Selected passage
'''

The Hollywood Hit-Job on Justice Clarence Thomas By Stuart Taylor Jr.

http://www.wsj.com/articles/the-hollywood-hit-job-on-justice-clarence-thomas-1460930701

I covered the confirmation hearings in 1991. HBO’s movie heavily edits history to favor Anita Hill.

The current battle over President Obama’s Supreme Court nomination of Merrick Garland is child’s play compared with the lurid brawl over George H.W. Bush’s nomination of Clarence Thomas 25 years ago. On Saturday, HBO marked the quarter-century anniversary with “Confirmation,” a retelling of how Judge Thomas, a conservative, up-from-poverty black jurist from Pinpoint, Ga., saw his nomination nearly derailed by allegations of sexual harassment made by Anita Hill, a black attorney who had worked for him 10 years earlier.

Ms. Hill’s calm, graphic testimony during the three-day hearing on her charges sparked a national debate about the then relatively little-discussed issue of workplace sexual harassment. Ultimately, the Democratic-controlled Senate confirmed Mr. Thomas for the Supreme Court, 52-48.

'''

Records
'''

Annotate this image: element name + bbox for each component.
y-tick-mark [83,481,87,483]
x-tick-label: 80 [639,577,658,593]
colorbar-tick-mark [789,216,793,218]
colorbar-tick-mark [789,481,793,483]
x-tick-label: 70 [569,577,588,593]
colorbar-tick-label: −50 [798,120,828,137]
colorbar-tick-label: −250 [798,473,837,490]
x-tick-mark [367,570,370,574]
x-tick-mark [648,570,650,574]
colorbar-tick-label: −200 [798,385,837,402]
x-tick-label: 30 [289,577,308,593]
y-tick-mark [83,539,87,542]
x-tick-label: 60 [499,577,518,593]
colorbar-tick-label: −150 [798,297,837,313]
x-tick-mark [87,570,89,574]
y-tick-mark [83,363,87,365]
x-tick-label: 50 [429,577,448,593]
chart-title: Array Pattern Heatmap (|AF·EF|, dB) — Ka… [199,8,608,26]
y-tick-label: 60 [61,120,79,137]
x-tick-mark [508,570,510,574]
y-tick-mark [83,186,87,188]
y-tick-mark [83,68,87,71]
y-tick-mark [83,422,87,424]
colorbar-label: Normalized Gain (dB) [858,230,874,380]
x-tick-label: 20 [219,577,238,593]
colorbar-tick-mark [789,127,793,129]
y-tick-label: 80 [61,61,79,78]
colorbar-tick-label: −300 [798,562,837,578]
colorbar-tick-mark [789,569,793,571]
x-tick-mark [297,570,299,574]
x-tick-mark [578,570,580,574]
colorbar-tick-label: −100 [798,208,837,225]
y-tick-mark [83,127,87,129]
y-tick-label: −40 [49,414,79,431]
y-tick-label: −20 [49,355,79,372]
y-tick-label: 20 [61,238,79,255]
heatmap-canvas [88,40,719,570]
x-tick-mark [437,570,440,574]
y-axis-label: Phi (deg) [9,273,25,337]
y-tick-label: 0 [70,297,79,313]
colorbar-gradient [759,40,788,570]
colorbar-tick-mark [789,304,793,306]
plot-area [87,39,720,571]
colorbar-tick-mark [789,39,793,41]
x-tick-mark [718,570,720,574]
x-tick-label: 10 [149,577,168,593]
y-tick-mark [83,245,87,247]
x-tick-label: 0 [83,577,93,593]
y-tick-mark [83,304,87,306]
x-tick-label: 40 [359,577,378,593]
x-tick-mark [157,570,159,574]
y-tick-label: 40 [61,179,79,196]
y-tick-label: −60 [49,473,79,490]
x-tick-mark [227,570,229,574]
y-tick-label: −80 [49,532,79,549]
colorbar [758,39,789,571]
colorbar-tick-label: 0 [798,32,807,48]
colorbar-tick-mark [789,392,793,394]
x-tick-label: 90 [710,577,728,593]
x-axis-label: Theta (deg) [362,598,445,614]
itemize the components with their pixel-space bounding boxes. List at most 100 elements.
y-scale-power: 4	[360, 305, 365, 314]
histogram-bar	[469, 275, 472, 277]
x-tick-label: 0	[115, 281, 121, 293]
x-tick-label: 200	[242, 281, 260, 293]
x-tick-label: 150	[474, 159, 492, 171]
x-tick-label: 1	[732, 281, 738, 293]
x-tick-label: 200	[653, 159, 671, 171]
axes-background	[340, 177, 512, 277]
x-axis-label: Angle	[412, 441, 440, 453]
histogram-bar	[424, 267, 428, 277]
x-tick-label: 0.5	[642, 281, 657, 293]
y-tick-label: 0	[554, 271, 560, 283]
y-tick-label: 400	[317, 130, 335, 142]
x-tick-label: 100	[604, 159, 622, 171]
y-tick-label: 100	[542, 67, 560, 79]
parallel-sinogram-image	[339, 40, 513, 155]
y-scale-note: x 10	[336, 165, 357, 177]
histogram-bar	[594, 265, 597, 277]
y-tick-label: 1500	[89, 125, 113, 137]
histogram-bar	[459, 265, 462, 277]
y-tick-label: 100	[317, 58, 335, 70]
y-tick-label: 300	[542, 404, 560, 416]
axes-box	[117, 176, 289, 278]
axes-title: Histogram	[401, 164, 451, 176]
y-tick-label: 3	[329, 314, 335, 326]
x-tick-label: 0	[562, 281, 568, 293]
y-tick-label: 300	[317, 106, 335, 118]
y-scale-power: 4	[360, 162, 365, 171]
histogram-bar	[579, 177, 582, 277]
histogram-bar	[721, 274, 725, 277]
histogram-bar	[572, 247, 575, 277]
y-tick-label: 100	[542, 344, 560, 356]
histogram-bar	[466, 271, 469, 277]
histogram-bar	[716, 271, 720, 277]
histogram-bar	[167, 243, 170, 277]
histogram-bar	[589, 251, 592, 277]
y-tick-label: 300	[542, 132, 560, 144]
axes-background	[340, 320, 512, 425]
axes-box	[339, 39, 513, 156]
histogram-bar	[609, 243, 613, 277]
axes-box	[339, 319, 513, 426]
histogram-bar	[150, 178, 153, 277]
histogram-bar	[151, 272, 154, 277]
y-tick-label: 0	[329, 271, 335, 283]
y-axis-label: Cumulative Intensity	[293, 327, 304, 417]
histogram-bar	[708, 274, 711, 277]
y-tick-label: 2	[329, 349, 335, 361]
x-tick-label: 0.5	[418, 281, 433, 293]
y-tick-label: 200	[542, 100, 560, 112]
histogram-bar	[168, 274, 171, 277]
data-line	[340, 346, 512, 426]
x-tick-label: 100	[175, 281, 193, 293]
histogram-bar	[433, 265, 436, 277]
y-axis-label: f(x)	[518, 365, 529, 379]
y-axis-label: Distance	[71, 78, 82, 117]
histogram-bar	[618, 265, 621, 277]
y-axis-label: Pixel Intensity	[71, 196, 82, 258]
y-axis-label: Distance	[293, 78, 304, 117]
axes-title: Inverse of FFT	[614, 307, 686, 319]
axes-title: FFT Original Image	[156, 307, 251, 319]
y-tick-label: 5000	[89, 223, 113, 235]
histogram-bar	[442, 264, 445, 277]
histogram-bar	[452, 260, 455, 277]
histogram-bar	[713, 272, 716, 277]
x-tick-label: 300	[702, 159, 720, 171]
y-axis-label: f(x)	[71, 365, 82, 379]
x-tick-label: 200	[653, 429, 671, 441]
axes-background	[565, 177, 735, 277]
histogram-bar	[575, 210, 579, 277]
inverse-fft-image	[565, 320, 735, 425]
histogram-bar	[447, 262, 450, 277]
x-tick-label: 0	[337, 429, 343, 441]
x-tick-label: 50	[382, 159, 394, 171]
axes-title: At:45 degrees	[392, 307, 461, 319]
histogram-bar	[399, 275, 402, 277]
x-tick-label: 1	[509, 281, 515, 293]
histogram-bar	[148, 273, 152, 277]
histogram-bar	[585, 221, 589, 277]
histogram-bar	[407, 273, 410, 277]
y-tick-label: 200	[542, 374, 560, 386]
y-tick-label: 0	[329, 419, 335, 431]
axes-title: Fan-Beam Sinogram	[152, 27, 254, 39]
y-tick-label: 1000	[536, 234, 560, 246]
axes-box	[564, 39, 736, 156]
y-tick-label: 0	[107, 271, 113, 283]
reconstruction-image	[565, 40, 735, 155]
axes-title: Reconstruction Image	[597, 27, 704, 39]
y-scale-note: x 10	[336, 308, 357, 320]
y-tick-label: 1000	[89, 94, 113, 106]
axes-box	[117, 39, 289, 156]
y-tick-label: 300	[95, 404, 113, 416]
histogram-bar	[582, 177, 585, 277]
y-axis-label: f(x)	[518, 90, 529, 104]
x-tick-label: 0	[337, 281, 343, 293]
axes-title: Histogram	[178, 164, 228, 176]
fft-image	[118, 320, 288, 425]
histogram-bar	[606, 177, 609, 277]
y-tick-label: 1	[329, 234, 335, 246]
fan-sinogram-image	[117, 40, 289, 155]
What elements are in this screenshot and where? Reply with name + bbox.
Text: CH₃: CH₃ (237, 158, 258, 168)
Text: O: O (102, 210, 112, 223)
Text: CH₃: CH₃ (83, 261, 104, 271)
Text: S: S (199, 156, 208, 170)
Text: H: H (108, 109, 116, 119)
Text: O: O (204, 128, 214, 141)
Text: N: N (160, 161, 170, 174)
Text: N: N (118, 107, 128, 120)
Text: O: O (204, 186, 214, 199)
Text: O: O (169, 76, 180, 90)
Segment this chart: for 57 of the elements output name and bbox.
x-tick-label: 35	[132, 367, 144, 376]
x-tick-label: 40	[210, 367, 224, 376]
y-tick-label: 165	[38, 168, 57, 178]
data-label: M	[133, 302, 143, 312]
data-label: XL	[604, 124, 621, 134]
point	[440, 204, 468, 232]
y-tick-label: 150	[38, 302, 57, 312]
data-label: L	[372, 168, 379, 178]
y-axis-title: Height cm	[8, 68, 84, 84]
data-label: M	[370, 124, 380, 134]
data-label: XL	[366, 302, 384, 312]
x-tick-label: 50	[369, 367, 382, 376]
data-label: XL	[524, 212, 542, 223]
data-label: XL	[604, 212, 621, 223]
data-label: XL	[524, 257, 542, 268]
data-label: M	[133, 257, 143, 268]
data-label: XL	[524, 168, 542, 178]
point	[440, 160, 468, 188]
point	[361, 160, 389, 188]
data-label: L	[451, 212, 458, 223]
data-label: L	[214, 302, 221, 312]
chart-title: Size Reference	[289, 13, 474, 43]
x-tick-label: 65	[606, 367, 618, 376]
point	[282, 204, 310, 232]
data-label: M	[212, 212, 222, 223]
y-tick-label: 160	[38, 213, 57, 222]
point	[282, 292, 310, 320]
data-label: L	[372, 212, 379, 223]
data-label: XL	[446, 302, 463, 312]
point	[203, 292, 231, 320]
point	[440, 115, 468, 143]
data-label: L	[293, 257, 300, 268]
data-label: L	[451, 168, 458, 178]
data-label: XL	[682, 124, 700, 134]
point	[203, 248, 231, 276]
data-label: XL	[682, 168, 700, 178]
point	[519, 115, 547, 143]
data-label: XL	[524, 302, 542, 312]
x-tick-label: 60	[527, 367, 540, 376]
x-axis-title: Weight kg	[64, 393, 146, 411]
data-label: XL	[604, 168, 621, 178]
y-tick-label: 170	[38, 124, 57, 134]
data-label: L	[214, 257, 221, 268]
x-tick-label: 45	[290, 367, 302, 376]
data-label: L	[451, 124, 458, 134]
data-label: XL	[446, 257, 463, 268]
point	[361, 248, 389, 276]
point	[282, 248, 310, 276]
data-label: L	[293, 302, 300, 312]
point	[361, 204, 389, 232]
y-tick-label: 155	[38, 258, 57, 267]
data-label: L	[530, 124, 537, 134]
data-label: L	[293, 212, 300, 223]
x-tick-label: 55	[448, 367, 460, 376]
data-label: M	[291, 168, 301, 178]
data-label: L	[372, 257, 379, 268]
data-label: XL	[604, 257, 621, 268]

'''

According to the article on the Clarence Thomas confirmation, by what vote did the Senate confirm him to the Supreme Court? The rows have no role in this work.

52-48